» EXERCISE: How many lines in these records hold the string "المهن"? Reply with the number alone.

[Collection entries]

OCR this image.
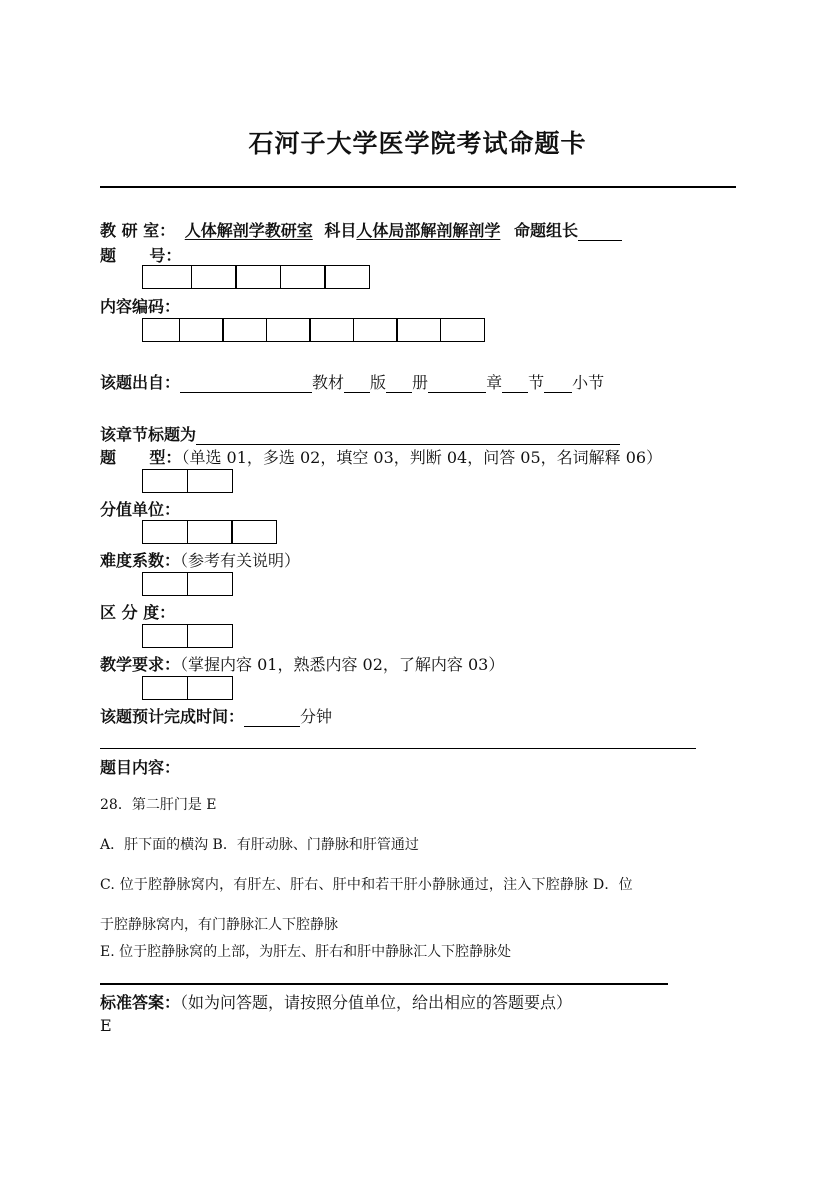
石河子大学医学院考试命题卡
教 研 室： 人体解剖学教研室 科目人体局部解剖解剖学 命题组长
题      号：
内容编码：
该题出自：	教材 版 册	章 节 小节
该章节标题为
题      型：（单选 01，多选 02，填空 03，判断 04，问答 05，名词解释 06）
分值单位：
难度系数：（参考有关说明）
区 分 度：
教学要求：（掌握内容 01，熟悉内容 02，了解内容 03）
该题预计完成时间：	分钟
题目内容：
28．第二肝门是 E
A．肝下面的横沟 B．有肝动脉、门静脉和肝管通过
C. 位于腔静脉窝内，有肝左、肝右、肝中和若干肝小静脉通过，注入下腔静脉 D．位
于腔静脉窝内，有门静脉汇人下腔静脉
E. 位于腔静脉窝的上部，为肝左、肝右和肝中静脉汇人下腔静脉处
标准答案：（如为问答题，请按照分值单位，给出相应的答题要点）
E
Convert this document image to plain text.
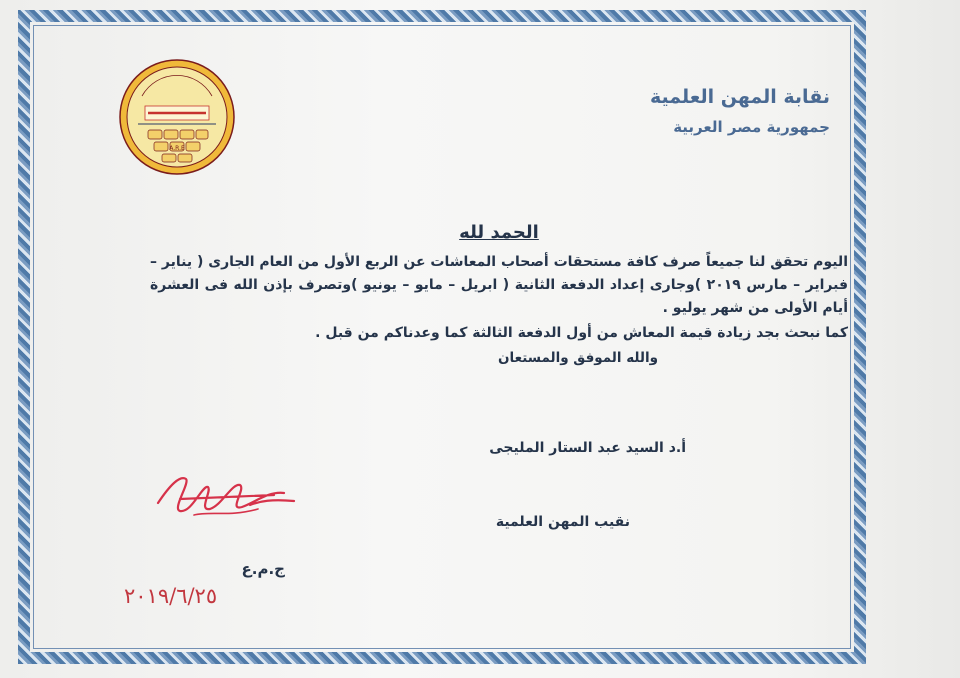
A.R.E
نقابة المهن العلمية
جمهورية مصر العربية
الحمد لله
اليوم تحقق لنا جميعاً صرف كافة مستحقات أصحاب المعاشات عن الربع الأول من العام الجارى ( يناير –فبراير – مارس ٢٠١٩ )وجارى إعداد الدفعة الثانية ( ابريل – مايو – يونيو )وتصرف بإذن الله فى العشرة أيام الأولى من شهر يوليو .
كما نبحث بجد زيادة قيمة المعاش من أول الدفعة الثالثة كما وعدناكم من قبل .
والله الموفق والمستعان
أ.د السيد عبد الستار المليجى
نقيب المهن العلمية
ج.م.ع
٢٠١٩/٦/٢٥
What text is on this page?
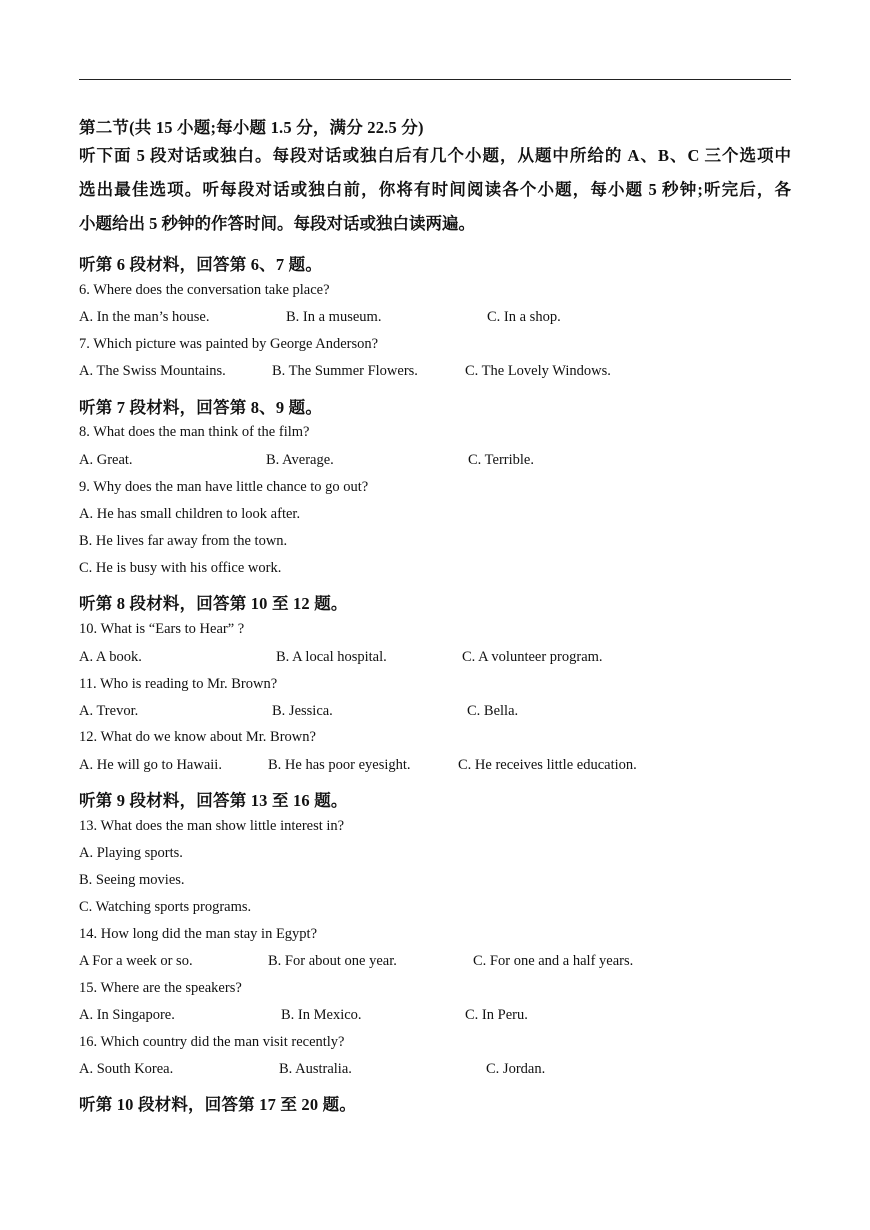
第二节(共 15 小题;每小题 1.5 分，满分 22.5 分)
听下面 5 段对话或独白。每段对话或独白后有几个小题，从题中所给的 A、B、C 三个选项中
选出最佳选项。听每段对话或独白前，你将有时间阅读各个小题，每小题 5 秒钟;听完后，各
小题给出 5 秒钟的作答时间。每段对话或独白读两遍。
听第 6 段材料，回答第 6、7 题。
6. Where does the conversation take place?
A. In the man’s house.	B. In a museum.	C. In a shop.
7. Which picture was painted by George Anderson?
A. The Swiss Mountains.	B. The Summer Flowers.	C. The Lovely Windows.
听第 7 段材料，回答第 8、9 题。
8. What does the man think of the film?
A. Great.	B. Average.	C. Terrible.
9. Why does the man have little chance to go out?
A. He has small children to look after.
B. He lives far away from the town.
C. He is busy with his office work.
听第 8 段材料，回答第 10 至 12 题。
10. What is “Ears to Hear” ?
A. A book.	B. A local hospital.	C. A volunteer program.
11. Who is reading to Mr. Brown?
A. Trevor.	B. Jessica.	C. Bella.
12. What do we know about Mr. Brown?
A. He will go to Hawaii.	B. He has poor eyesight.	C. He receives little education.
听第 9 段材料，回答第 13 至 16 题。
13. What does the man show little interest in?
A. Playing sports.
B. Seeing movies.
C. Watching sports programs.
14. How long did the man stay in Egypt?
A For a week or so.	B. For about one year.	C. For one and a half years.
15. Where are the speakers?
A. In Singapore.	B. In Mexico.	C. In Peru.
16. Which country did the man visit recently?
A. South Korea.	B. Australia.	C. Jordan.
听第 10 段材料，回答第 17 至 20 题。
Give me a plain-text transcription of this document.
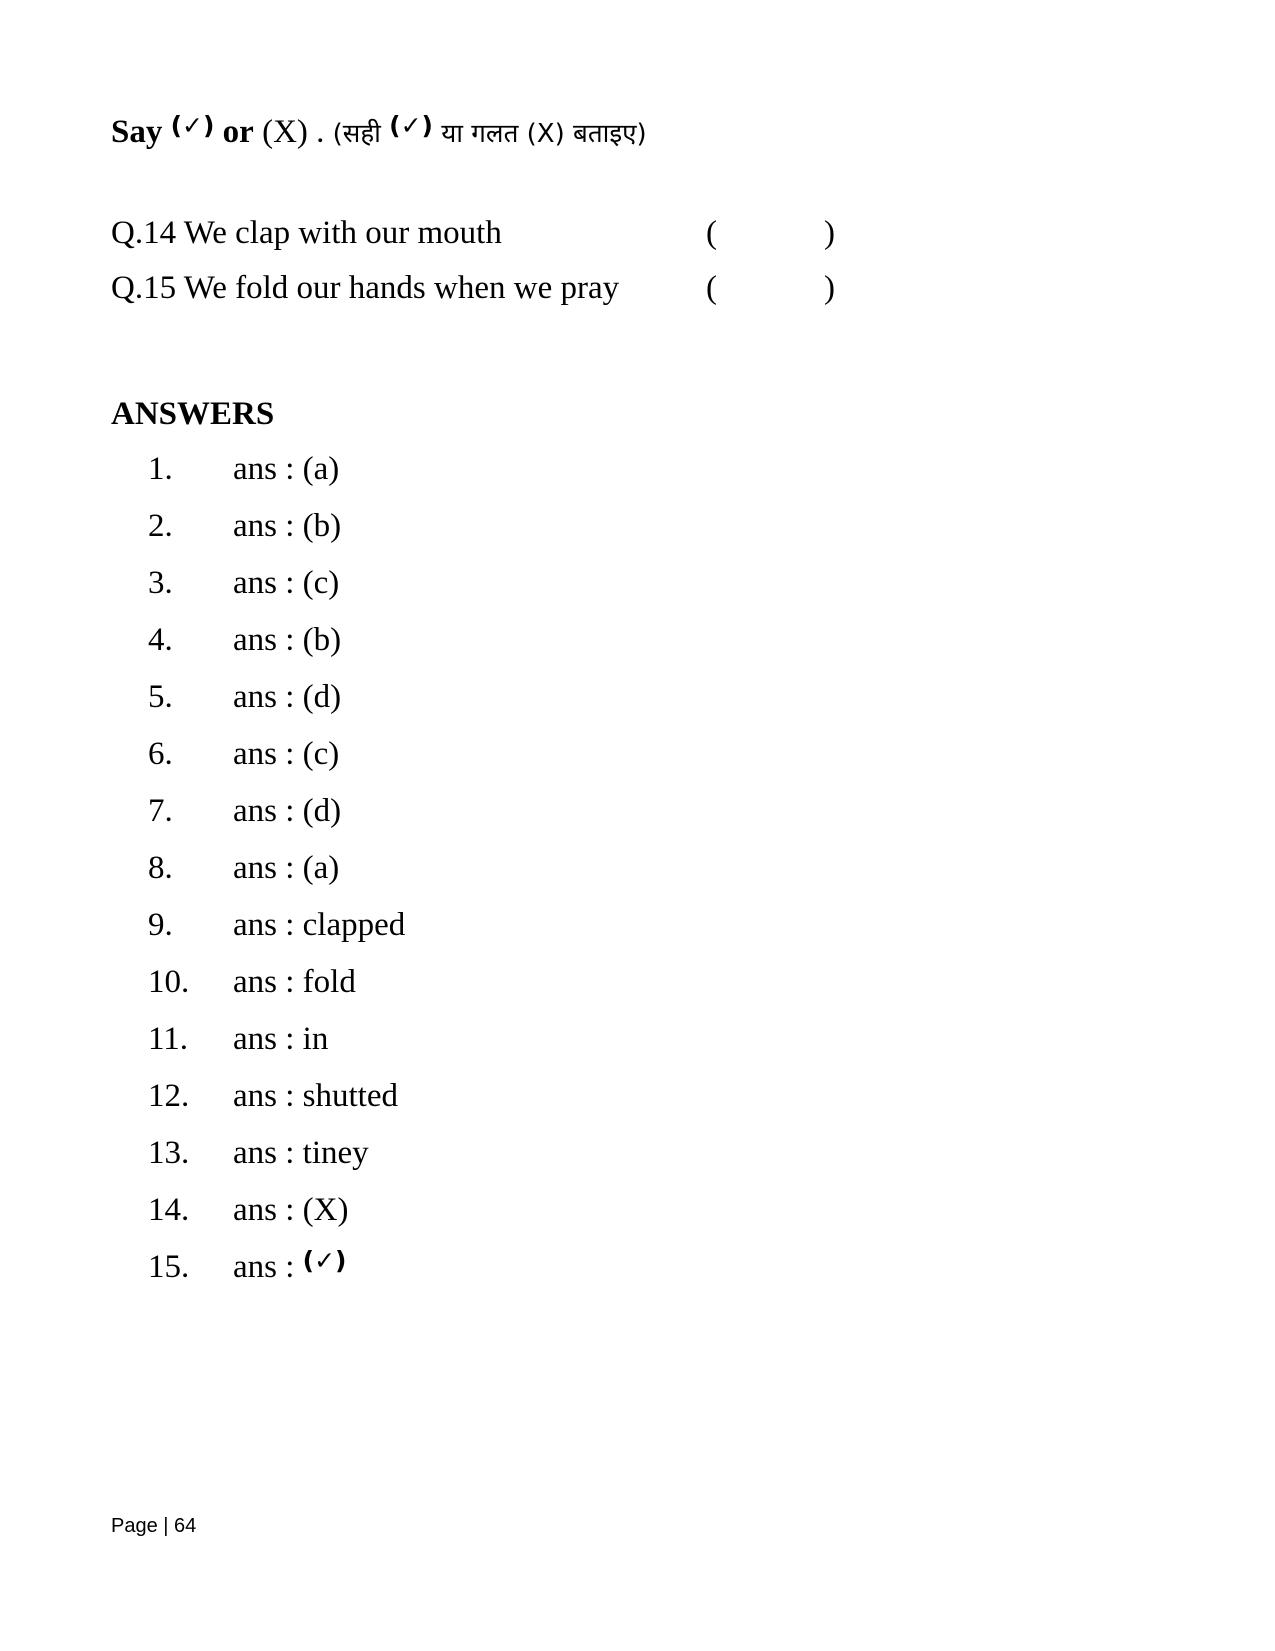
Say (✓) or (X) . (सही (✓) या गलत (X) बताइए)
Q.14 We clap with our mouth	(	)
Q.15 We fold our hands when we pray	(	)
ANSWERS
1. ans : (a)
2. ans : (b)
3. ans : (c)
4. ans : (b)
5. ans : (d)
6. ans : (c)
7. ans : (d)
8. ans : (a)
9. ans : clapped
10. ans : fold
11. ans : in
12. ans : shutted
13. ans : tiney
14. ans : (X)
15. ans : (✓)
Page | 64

» RESPONSE: 2